Page extract:
###
An ongoing discussion of politics, law, pop culture, and fine draperies.

Wednesday, May 24, 2006

Moderates Coming Around on Global Warming and "Who is John McCain?"

The global warming film "An Inconvenient Truth" "opens nationwide today, raising the political stakes for politicians and commentators who oppose regulation of greenhouse gases.

The film star and former veep Al Gore took the brazen step on Sunday of inviting President Bush to watch the global warming film, "An Inconvenient Truth" with him. Salon writer Andrew O'Hehir cuts to the chase. Newsweek's Howard Fineman snipes and whines as usual.

Meanwhile, Gore's denials continue. Yeah, yeah, yeah …

Today's New York Times provided a venue for a major intellectual coup of sorts. Legal commentator (and Tuesday Morning QB) Gregg Easterbrook wrote today that "the science has changed from ambiguous to near-unanimous," adding that while "[a]s an environmental commentator, I have a long record of opposing alarmism … [but am] now switching sides regarding global warming, from skeptic to convert." Easterbrook shoots a few dead horses, i.e. ripping the Kyoto Protocol as "cumbersome" and easily ignored, but he curiously recommends a cap-and-trade program whereby greenhouse gas emissions are commodified and traded among polluters:
But a system of tradable greenhouse permits, similar to those for acid rain,
would create a profit incentive. Engineers and entrepreneurs would turn to the
problem. Someone might even invent something cheap that would spread to the
poorer countries, preventing reductions here from being swamped elsewhere.
Unlikely? Right now reformulated gasoline and the low-cost catalytic converter,
invented here to contain smog, are becoming common in developing nations.

In the words of Chuck D., "Can I get a witness?"

Ironically, the Kyoto Process already includes an emissions-trading program thanks in large part to the Clinton Administration's negotiating team who demanded such compliance mechanisms as a condition for American support. Of course, when President Bush declared the Kyoto process dead and removed the U.S. from the bargaining table, the U.S. lost a voice in proactively shaping global greenhouse gas mitigation technology. Ten-plus years later, we are further, not closer to taking any meaningful steps toward minimizing the effects of global warming on human history. Yet, those who applauded Bush's Kyoto withdrawal are now lamenting that the Protocol's provisions didn't take effect soon enough. Well, which way is it, boys? I suppose "better late than never" applies, but I don't have to like it.
###
Listing:
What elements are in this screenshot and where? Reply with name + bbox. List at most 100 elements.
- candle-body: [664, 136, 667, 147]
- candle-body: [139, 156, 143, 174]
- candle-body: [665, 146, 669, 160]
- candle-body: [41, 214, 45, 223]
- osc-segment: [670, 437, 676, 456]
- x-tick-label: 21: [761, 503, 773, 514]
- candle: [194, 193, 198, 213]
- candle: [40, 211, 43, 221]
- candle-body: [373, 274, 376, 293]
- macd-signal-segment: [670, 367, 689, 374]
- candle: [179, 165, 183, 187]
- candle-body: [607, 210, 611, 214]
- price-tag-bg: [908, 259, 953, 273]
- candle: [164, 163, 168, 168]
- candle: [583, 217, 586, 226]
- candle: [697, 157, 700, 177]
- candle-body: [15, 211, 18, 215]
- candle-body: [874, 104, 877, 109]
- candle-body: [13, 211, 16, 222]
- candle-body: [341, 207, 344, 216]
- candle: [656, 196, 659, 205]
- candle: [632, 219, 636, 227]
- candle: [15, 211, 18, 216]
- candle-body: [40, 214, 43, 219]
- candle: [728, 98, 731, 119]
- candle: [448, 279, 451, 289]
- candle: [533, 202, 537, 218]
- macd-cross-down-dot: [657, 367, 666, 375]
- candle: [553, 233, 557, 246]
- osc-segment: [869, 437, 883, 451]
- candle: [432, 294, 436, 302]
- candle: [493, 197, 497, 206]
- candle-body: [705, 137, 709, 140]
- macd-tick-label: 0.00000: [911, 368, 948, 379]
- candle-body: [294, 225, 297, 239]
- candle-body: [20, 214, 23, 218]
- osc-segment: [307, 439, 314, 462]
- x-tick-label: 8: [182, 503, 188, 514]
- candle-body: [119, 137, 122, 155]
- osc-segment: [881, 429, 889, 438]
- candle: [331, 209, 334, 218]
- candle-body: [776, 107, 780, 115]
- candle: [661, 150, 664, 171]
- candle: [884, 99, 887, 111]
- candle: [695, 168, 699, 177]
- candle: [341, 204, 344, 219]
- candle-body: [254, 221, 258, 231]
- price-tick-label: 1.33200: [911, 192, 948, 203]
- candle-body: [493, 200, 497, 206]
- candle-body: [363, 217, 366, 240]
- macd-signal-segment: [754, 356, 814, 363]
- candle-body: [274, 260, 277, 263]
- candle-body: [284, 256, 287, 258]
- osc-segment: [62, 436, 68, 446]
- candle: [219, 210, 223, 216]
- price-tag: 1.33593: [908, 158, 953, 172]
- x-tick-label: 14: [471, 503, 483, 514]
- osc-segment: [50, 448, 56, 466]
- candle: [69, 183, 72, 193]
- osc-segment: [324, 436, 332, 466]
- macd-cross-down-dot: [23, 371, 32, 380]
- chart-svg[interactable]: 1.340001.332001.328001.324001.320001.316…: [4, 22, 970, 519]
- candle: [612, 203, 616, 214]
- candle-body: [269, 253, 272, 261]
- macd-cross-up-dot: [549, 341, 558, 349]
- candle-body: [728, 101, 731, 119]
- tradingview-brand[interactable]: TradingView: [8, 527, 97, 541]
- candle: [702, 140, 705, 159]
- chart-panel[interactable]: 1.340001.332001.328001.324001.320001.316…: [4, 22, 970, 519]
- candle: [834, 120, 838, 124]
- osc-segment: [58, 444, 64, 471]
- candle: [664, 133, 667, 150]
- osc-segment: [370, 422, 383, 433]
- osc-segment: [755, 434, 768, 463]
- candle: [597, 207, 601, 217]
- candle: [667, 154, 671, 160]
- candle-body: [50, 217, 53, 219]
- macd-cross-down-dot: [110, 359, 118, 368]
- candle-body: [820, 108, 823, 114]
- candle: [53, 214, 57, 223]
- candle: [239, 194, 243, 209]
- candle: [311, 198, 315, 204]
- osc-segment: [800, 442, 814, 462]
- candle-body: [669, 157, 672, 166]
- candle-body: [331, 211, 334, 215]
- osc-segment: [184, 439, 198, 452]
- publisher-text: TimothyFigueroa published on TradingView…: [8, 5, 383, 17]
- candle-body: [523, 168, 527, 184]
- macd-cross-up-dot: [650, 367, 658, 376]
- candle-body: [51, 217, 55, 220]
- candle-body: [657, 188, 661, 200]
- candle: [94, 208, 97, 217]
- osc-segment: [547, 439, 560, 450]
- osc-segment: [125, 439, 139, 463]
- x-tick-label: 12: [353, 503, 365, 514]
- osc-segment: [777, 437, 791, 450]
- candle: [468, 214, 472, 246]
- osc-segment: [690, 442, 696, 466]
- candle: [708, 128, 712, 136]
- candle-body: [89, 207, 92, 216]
###
Decide whether each statement agrees with the blog post on global warming, and answer yes or no, quoting the words from the post that decide it. 1. Gore invited President Bush to watch the film with him. 2. Easterbrook praised the Kyoto Protocol. 3. The Kyoto Process already includes an emissions-trading program.

1. Yes: "inviting President Bush to watch the global warming film, "An Inconvenient Truth" with him"
2. No: "ripping the Kyoto Protocol as "cumbersome" and easily ignored"
3. Yes: "the Kyoto Process already includes an emissions-trading program"